# Sentiment Analysis with BERT

In [None]:
!pip install datasets huggingface_hub transformers

In [None]:
# Import necessary libraries
import numpy as np
import pandas as pd
import seaborn as sns
from pylab import rcParams
import matplotlib.pyplot as plt
from matplotlib import rc
from sklearn.model_selection import train_test_split
from sklearn.metrics import confusion_matrix, classification_report
from collections import defaultdict
from textwrap import wrap

# Torch ML libraries
import transformers
from transformers import BertModel, BertTokenizer, AdamW, get_linear_schedule_with_warmup
import torch
from torch import nn, optim
from torch.utils.data import Dataset, DataLoader

# Misc.
import warnings
warnings.filterwarnings('ignore')

In [None]:
# Set intial variables and constants
%config InlineBackend.figure_format='retina'

# Graph Designs
sns.set(style='whitegrid', palette='muted', font_scale=1.2)
HAPPY_COLORS_PALETTE = ["#01BEFE", "#FFDD00", "#FF7D00", "#FF006D", "#ADFF02", "#8F00FF"]
sns.set_palette(sns.color_palette(HAPPY_COLORS_PALETTE))
rcParams['figure.figsize'] = 12, 8

# Random seed for reproducibilty
RANDOM_SEED = 42
np.random.seed(RANDOM_SEED)
torch.manual_seed(RANDOM_SEED)

# Set GPU
device = torch.device("cuda" if torch.cuda.is_available() else "cpu")

In [None]:
!kaggle datasets download -d prakharrathi25/google-play-store-reviews

In [None]:
!unzip /content/google-play-store-reviews.zip

In [None]:
df = pd.read_csv("reviews.csv")
df.shape

In [None]:
df.head()

In [None]:
df.isnull().sum()

In [None]:
# convert scores to three classes
sns.countplot(data=df, x="score")
plt.xlabel("review_score")
plt.show()

In [None]:
df['sentiment'] = df.score.apply(lambda x: 0 if x <= 2 else (1 if x == 3 else 2))
class_names = ["negative", "neutral", "positive"]
ax = sns.countplot(data=df, x="sentiment")
plt.xlabel("review_sentiment")
ax.set_xticklabels(class_names)

In [None]:
MODEL_NAME = "bert-base-cased"
tokenizer = BertTokenizer.from_pretrained(MODEL_NAME)
==============================
▶ Problem 1
In the BERT sentiment analysis notebook, what value is assigned to MODEL_NAME?
The rows that follow have no connection to the BERT sentiment analysis notebook.

▶ Dataset
==============================
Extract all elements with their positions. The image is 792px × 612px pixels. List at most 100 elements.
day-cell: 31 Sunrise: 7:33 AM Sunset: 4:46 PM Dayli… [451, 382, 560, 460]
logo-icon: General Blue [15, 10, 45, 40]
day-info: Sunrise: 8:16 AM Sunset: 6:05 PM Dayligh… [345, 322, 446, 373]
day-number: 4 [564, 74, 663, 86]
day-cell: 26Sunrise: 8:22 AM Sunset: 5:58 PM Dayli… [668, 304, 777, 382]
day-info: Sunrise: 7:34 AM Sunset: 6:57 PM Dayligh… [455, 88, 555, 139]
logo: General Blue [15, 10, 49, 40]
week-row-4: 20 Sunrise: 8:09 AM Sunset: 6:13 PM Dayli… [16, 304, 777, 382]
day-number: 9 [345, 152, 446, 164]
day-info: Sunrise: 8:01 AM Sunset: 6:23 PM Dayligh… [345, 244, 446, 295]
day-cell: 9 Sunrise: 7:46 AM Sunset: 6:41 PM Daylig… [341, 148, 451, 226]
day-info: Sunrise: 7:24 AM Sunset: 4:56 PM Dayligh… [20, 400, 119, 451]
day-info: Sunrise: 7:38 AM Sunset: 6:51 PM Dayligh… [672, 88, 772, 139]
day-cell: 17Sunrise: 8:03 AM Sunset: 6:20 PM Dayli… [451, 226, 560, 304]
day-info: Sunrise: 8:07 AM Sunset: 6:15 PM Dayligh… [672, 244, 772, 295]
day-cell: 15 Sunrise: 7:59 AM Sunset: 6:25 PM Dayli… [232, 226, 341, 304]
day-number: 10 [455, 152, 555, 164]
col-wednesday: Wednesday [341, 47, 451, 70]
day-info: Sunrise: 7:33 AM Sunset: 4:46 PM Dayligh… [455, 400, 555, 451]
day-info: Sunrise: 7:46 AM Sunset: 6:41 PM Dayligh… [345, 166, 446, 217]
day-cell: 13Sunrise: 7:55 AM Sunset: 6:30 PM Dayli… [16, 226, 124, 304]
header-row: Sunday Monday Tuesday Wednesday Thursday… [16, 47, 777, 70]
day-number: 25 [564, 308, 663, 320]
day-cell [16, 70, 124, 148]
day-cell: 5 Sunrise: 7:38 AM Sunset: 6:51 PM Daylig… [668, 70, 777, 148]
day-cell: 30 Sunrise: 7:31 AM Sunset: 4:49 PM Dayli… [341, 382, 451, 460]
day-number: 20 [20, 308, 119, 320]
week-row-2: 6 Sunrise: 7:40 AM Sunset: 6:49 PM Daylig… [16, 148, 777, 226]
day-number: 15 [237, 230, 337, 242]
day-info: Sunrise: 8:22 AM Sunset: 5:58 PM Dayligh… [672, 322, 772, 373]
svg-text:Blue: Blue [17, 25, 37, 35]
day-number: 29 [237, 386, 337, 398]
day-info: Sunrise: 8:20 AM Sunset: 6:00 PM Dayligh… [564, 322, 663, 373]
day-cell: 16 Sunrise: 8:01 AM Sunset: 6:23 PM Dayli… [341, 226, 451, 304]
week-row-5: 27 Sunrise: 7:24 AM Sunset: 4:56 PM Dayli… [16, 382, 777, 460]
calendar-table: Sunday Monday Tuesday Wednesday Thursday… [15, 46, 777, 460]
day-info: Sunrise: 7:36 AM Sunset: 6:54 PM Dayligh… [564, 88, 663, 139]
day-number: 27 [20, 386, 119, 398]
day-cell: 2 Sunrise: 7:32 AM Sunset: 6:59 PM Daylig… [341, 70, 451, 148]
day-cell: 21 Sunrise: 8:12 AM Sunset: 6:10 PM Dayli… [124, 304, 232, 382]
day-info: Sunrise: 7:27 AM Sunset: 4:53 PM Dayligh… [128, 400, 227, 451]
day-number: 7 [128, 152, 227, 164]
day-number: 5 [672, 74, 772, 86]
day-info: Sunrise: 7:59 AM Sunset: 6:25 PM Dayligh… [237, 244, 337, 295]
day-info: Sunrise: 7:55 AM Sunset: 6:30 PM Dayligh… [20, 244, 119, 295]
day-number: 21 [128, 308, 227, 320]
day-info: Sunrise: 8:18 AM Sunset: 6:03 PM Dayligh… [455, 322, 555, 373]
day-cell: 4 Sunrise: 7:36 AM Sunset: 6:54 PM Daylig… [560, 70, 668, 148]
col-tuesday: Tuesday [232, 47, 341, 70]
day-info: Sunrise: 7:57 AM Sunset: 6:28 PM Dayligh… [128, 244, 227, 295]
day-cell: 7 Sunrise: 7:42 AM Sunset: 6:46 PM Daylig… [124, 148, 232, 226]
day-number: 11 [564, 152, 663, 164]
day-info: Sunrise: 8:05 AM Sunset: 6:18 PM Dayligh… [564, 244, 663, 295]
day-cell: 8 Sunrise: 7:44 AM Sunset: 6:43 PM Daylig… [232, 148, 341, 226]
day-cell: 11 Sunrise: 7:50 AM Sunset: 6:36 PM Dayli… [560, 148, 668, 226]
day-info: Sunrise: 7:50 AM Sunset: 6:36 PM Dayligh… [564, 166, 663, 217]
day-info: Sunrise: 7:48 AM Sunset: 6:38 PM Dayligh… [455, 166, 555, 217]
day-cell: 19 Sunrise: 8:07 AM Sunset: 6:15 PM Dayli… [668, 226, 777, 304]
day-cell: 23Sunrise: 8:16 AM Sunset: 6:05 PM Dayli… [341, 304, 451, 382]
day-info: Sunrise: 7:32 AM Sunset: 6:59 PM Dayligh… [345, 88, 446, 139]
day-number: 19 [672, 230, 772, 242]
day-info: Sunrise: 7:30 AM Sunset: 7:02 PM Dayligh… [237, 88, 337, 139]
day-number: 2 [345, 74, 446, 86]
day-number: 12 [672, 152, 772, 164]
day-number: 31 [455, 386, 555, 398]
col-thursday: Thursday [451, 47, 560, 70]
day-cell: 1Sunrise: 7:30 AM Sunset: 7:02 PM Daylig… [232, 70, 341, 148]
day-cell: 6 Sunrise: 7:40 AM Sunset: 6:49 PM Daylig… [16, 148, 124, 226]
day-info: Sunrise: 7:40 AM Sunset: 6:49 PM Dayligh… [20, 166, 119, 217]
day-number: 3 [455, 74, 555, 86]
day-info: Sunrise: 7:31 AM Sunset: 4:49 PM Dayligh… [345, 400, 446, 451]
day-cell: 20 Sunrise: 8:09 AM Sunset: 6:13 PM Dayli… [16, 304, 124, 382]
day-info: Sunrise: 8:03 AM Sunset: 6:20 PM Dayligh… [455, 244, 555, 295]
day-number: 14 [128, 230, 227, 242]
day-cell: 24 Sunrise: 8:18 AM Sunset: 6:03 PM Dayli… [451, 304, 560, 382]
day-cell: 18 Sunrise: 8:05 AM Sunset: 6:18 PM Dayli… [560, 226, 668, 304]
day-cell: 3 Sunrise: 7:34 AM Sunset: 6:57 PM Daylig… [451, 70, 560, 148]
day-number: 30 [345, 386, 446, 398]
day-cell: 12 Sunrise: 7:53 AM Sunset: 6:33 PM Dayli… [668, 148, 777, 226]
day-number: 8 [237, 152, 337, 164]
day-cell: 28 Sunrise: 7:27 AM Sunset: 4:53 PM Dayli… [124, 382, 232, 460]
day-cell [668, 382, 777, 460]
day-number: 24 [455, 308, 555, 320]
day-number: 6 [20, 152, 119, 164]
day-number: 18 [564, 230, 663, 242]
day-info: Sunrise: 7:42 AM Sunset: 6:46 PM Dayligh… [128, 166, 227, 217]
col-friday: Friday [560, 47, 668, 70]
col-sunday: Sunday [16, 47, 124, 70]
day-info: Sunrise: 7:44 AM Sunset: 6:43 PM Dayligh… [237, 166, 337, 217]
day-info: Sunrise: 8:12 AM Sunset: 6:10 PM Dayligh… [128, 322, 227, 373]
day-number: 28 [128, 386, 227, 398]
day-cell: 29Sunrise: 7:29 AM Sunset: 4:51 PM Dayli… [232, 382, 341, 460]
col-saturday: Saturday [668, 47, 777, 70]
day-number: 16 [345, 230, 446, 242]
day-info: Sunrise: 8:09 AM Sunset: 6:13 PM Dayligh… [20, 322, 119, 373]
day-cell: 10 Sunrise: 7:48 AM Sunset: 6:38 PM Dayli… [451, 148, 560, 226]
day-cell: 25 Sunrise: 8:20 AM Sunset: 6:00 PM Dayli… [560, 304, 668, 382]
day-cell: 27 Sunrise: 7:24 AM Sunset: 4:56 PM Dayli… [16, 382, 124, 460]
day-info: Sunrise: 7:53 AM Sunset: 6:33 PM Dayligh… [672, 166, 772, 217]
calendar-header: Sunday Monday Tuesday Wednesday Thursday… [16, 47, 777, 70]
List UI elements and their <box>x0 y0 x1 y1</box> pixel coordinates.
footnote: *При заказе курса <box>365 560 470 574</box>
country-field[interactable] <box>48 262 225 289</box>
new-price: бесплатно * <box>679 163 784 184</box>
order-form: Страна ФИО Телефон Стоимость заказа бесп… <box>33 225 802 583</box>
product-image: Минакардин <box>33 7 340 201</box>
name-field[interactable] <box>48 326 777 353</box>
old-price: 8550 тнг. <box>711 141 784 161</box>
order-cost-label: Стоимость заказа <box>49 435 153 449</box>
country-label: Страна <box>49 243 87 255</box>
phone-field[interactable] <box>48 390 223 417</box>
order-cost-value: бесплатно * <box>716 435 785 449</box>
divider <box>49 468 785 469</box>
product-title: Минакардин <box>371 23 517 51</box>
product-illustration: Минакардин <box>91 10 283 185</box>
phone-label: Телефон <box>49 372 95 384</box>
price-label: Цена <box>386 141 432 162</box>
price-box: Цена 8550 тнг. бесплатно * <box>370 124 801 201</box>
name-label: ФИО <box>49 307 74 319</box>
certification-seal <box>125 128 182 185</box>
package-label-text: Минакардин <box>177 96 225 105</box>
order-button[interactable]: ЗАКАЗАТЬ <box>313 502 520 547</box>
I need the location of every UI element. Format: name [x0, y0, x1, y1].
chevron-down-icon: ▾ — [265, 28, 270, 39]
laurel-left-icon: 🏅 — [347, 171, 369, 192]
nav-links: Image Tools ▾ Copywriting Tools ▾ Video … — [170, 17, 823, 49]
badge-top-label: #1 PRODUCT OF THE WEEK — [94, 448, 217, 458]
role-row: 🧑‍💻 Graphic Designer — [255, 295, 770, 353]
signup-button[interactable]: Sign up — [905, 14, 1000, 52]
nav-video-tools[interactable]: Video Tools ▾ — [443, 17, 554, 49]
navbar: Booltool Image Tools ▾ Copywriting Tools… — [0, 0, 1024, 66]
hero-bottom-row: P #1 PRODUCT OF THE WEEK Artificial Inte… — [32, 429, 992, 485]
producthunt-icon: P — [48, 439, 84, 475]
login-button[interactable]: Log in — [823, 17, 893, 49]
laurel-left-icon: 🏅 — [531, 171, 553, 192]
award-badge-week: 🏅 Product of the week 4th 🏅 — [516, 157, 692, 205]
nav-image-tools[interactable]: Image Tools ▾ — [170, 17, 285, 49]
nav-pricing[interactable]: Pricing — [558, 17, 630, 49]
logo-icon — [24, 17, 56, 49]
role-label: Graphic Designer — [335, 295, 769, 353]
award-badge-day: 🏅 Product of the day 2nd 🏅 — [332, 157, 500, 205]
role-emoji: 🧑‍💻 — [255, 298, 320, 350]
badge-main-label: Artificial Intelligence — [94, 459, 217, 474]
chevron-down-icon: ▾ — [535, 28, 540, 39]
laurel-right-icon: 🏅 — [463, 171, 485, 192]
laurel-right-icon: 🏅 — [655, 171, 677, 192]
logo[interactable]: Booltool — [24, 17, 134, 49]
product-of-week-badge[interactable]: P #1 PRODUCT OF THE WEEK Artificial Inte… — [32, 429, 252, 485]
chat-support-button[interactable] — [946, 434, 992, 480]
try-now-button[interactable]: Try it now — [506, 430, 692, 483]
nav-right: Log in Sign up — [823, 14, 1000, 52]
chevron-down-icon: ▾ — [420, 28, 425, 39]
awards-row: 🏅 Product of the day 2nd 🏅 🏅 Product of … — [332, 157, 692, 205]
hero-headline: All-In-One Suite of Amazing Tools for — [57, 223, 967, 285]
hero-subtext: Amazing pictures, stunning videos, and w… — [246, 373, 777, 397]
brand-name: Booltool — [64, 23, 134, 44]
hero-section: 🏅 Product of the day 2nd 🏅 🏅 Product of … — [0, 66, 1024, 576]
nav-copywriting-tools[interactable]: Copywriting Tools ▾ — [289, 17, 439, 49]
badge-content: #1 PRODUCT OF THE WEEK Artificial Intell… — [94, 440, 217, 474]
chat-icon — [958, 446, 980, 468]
==============================
▶ Problem 2
Output the stretch of rows from the first row through the row containing "day-info: Sunrise: 7:33", with both of those rows included, copying each line exactly.

▶ Correct response 1
"bert-base-cased"

▶ Correct response 2
Extract all elements with their positions. The image is 792px × 612px pixels. List at most 100 elements.
day-cell: 31 Sunrise: 7:33 AM Sunset: 4:46 PM Dayli… [451, 382, 560, 460]
logo-icon: General Blue [15, 10, 45, 40]
day-info: Sunrise: 8:16 AM Sunset: 6:05 PM Dayligh… [345, 322, 446, 373]
day-number: 4 [564, 74, 663, 86]
day-cell: 26Sunrise: 8:22 AM Sunset: 5:58 PM Dayli… [668, 304, 777, 382]
day-info: Sunrise: 7:34 AM Sunset: 6:57 PM Dayligh… [455, 88, 555, 139]
logo: General Blue [15, 10, 49, 40]
week-row-4: 20 Sunrise: 8:09 AM Sunset: 6:13 PM Dayli… [16, 304, 777, 382]
day-number: 9 [345, 152, 446, 164]
day-info: Sunrise: 8:01 AM Sunset: 6:23 PM Dayligh… [345, 244, 446, 295]
day-cell: 9 Sunrise: 7:46 AM Sunset: 6:41 PM Daylig… [341, 148, 451, 226]
day-info: Sunrise: 7:24 AM Sunset: 4:56 PM Dayligh… [20, 400, 119, 451]
day-info: Sunrise: 7:38 AM Sunset: 6:51 PM Dayligh… [672, 88, 772, 139]
day-cell: 17Sunrise: 8:03 AM Sunset: 6:20 PM Dayli… [451, 226, 560, 304]
day-info: Sunrise: 8:07 AM Sunset: 6:15 PM Dayligh… [672, 244, 772, 295]
day-cell: 15 Sunrise: 7:59 AM Sunset: 6:25 PM Dayli… [232, 226, 341, 304]
day-number: 10 [455, 152, 555, 164]
col-wednesday: Wednesday [341, 47, 451, 70]
day-info: Sunrise: 7:33 AM Sunset: 4:46 PM Dayligh… [455, 400, 555, 451]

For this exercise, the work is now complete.